**Aim of the exercise**
Convert the lines of the records beginning with the one that contains "- text-selection-box[interactable]: [386, 342, 967, 671]" and ending with the one that contains "- lens-icon[interactable]: [16, 282, 52, 318]", both included, into a JSON list of strings, one string per line and omitting any blank lines.

**Data lines**
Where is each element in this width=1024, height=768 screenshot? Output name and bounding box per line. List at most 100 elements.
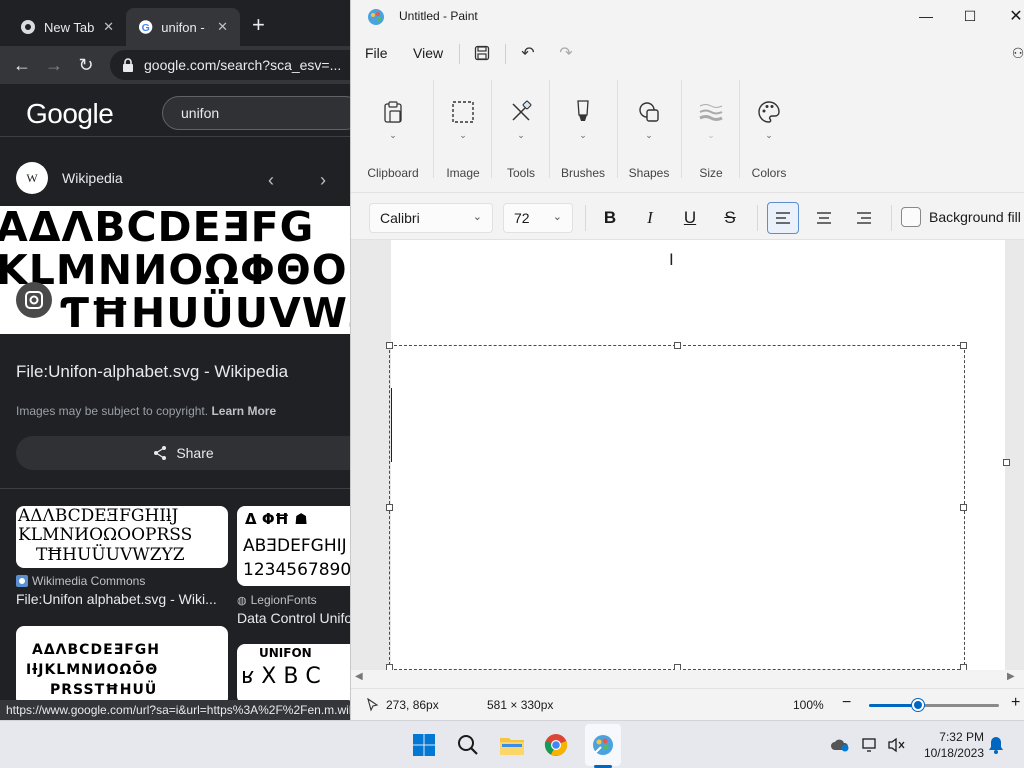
- text-selection-box[interactable]: [386, 342, 967, 671]
- align-right-icon: [857, 212, 871, 224]
- zoom-in-icon[interactable]: +: [1011, 694, 1020, 712]
- result-source[interactable]: Wikimedia Commons: [16, 574, 145, 588]
- font-family-dropdown[interactable]: Calibri ⌄: [369, 203, 493, 233]
- google-results-page: Google unifon W Wikipedia ‹ › AΔΛBCDEƎFG…: [0, 84, 350, 720]
- lens-icon[interactable]: [16, 282, 52, 318]
- reload-icon[interactable]: ↻: [70, 49, 102, 81]
- ribbon-group-image[interactable]: ⌄ Image: [443, 74, 483, 184]
- ribbon-label: Clipboard: [367, 166, 419, 180]
- redo-icon[interactable]: ↷: [555, 42, 577, 64]
- undo-icon[interactable]: ↶: [517, 42, 539, 64]
- volume-muted-icon[interactable]: [880, 729, 912, 761]
- strikethrough-button[interactable]: S: [715, 205, 745, 231]
- result-thumbnail[interactable]: AΔΛBCDEƎFGH IƚJKLMNИOΩŌΘ PRSSTĦHUÜ: [16, 626, 228, 706]
- start-icon[interactable]: [408, 729, 440, 761]
- globe-icon: ◍: [237, 594, 247, 607]
- close-icon[interactable]: ✕: [993, 0, 1024, 32]
- chevron-down-icon: ⌄: [389, 130, 397, 140]
- thumb-line: ʁ X B C: [241, 664, 321, 689]
- system-clock[interactable]: 7:32 PM 10/18/2023: [920, 729, 984, 761]
- font-size-dropdown[interactable]: 72 ⌄: [503, 203, 573, 233]
- forward-icon[interactable]: →: [38, 49, 70, 81]
- divider: [585, 205, 586, 231]
- ribbon-group-shapes[interactable]: ⌄ Shapes: [627, 74, 671, 184]
- resize-handle[interactable]: [386, 342, 393, 349]
- brush-icon: [569, 98, 597, 126]
- horizontal-scrollbar[interactable]: ◀ ▶: [351, 670, 1024, 686]
- text-cursor-icon: I: [669, 250, 674, 269]
- ribbon-label: Colors: [751, 166, 787, 180]
- share-button[interactable]: Share: [16, 436, 350, 470]
- file-title[interactable]: File:Unifon-alphabet.svg - Wikipedia: [16, 362, 288, 382]
- ribbon-group-brushes[interactable]: ⌄ Brushes: [561, 74, 605, 184]
- minimize-icon[interactable]: —: [903, 0, 949, 32]
- ribbon-group-colors[interactable]: ⌄ Colors: [749, 74, 789, 184]
- new-tab-button[interactable]: +: [252, 12, 265, 38]
- chevron-down-icon: ⌄: [579, 130, 587, 140]
- divider: [757, 205, 758, 231]
- result-thumbnail[interactable]: UNIFON ʁ X B C: [237, 644, 350, 704]
- thumb-line: TĦHUÜUVWZYZ: [36, 545, 185, 565]
- align-right-button[interactable]: [849, 205, 879, 231]
- tab-unifon[interactable]: G unifon - G ✕: [126, 8, 240, 46]
- ribbon-group-size[interactable]: ⌄ Size: [691, 74, 731, 184]
- ribbon-label: Brushes: [560, 166, 606, 180]
- resize-handle[interactable]: [674, 342, 681, 349]
- resize-handle[interactable]: [960, 342, 967, 349]
- zoom-slider-fill: [869, 704, 919, 707]
- file-explorer-icon[interactable]: [496, 729, 528, 761]
- source-row[interactable]: W Wikipedia: [16, 162, 123, 194]
- selection-size: 581 × 330px: [487, 698, 554, 712]
- learn-more-link[interactable]: Learn More: [211, 404, 276, 418]
- back-icon[interactable]: ←: [6, 49, 38, 81]
- preview-image[interactable]: AΔΛBCDEƎFG KLMNИOΩΦΘOR ƬĦHUÜUVWZ: [0, 206, 350, 334]
- scroll-left-icon[interactable]: ◀: [355, 671, 363, 682]
- menu-view[interactable]: View: [413, 45, 443, 61]
- background-fill-checkbox[interactable]: [901, 207, 921, 227]
- save-icon[interactable]: [471, 42, 493, 64]
- address-bar[interactable]: google.com/search?sca_esv=...: [110, 50, 350, 80]
- account-icon[interactable]: ⚇: [1007, 42, 1024, 64]
- divider: [491, 80, 492, 178]
- italic-button[interactable]: I: [635, 205, 665, 231]
- thumb-line: AΔΛBCDEƎFGHIƚJ: [18, 506, 179, 526]
- scroll-right-icon[interactable]: ▶: [1007, 671, 1015, 682]
- zoom-slider-thumb[interactable]: [912, 699, 925, 711]
- paint-taskbar-icon[interactable]: [587, 729, 619, 761]
- result-title[interactable]: File:Unifon alphabet.svg - Wiki...: [16, 591, 217, 607]
- align-left-button[interactable]: [767, 202, 799, 234]
- chrome-window: New Tab ✕ G unifon - G ✕ + ← → ↻ google.…: [0, 0, 350, 720]
- chevron-right-icon[interactable]: ›: [320, 170, 326, 191]
- underline-button[interactable]: U: [675, 205, 705, 231]
- chrome-taskbar-icon[interactable]: [540, 729, 572, 761]
- close-tab-icon[interactable]: ✕: [103, 19, 114, 35]
- result-thumbnail[interactable]: AΔΛBCDEƎFGHIƚJ KLMNИOΩOOPRSS TĦHUÜUVWZYZ: [16, 506, 228, 568]
- notification-bell-icon[interactable]: [980, 729, 1012, 761]
- preview-line: KLMNИOΩΦΘOR: [0, 246, 350, 294]
- resize-handle[interactable]: [386, 504, 393, 511]
- chevron-left-icon[interactable]: ‹: [268, 170, 274, 191]
- close-tab-icon[interactable]: ✕: [217, 19, 228, 35]
- ribbon-group-clipboard[interactable]: ⌄ Clipboard: [365, 74, 421, 184]
- maximize-icon[interactable]: ☐: [947, 0, 993, 32]
- search-icon[interactable]: [452, 729, 484, 761]
- title-bar[interactable]: Untitled - Paint — ☐ ✕: [351, 0, 1024, 34]
- bold-button[interactable]: B: [595, 205, 625, 231]
- chevron-down-icon: ⌄: [552, 211, 562, 223]
- zoom-slider[interactable]: [869, 699, 999, 711]
- menu-file[interactable]: File: [365, 45, 388, 61]
- google-logo[interactable]: Google: [26, 98, 114, 130]
- ribbon-label: Shapes: [628, 166, 670, 180]
- resize-handle[interactable]: [960, 504, 967, 511]
- zoom-out-icon[interactable]: −: [842, 694, 851, 712]
- tab-new-tab[interactable]: New Tab ✕: [8, 8, 126, 46]
- search-input[interactable]: unifon: [162, 96, 350, 130]
- onedrive-icon[interactable]: [824, 729, 856, 761]
- result-title[interactable]: Data Control Unifo: [237, 610, 350, 626]
- ribbon-group-tools[interactable]: ⌄ Tools: [501, 74, 541, 184]
- result-thumbnail[interactable]: Δ ΦĦ ☗ ABƎDEFGHIJ 1234567890: [237, 506, 350, 586]
- divider: [549, 80, 550, 178]
- align-center-button[interactable]: [809, 205, 839, 231]
- result-source[interactable]: ◍ LegionFonts: [237, 593, 317, 607]
- canvas-resize-handle[interactable]: [1003, 459, 1010, 466]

**Result for this task**
[
  "- text-selection-box[interactable]: [386, 342, 967, 671]",
  "- align-right-icon: [857, 212, 871, 224]",
  "- zoom-in-icon[interactable]: +: [1011, 694, 1020, 712]",
  "- result-source[interactable]: Wikimedia Commons: [16, 574, 145, 588]",
  "- font-family-dropdown[interactable]: Calibri ⌄: [369, 203, 493, 233]",
  "- google-results-page: Google unifon W Wikipedia ‹ › AΔΛBCDEƎFG…: [0, 84, 350, 720]",
  "- lens-icon[interactable]: [16, 282, 52, 318]"
]